Locate each line with the string "extract" in the listing below and copy it.

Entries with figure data
==*==

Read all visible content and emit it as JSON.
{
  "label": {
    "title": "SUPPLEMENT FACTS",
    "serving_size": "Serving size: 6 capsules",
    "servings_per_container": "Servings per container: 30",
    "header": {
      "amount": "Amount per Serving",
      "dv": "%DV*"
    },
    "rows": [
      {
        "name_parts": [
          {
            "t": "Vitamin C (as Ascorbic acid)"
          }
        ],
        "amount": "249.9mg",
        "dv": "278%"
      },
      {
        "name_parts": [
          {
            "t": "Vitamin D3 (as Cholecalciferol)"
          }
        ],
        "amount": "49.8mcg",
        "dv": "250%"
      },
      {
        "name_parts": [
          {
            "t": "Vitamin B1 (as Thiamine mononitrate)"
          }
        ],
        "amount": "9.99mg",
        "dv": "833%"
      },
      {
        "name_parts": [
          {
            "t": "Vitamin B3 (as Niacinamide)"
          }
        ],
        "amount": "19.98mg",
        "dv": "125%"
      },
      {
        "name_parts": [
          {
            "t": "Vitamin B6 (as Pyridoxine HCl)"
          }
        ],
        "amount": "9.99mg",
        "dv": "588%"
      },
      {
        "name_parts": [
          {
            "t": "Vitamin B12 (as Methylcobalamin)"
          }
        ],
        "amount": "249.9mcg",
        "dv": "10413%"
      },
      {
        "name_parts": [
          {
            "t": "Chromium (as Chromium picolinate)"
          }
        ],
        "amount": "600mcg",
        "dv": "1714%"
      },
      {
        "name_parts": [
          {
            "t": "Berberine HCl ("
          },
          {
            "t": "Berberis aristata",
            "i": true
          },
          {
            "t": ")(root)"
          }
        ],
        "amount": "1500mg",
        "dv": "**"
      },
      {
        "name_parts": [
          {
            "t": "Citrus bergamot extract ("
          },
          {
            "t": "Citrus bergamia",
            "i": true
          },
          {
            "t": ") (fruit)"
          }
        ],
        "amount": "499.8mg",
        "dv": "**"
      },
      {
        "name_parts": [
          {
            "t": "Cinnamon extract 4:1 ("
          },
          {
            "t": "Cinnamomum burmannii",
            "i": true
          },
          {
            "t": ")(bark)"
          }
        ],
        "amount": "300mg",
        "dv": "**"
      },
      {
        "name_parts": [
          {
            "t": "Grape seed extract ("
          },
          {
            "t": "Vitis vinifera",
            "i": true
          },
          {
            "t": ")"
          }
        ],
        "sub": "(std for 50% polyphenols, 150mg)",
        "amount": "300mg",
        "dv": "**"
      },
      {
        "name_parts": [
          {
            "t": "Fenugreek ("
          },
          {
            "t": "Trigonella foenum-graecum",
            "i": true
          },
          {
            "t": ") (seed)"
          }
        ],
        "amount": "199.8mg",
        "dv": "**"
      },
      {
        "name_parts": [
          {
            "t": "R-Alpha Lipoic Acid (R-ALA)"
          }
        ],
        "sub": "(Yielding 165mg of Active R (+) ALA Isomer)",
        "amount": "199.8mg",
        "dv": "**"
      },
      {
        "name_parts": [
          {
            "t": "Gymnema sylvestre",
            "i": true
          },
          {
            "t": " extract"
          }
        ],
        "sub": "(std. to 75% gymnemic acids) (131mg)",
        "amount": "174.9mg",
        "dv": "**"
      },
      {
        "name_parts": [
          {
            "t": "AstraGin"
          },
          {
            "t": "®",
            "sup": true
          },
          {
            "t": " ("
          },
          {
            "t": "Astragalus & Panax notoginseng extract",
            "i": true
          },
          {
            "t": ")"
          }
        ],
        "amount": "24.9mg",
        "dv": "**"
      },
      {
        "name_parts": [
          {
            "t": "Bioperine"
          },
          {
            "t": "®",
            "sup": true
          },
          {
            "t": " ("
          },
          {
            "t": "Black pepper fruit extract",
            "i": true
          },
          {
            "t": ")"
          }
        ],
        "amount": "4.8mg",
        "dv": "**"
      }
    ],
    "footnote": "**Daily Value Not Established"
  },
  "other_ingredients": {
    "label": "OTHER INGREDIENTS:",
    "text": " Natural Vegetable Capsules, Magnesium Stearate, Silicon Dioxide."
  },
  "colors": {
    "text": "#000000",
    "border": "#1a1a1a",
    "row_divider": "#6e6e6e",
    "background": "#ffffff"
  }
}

==*==

Written answer:
            "t": "Citrus bergamot extract ("
            "t": "Cinnamon extract 4:1 ("
            "t": "Grape seed extract ("
            "t": " extract"
            "t": "Astragalus & Panax notoginseng extract",
            "t": "Black pepper fruit extract",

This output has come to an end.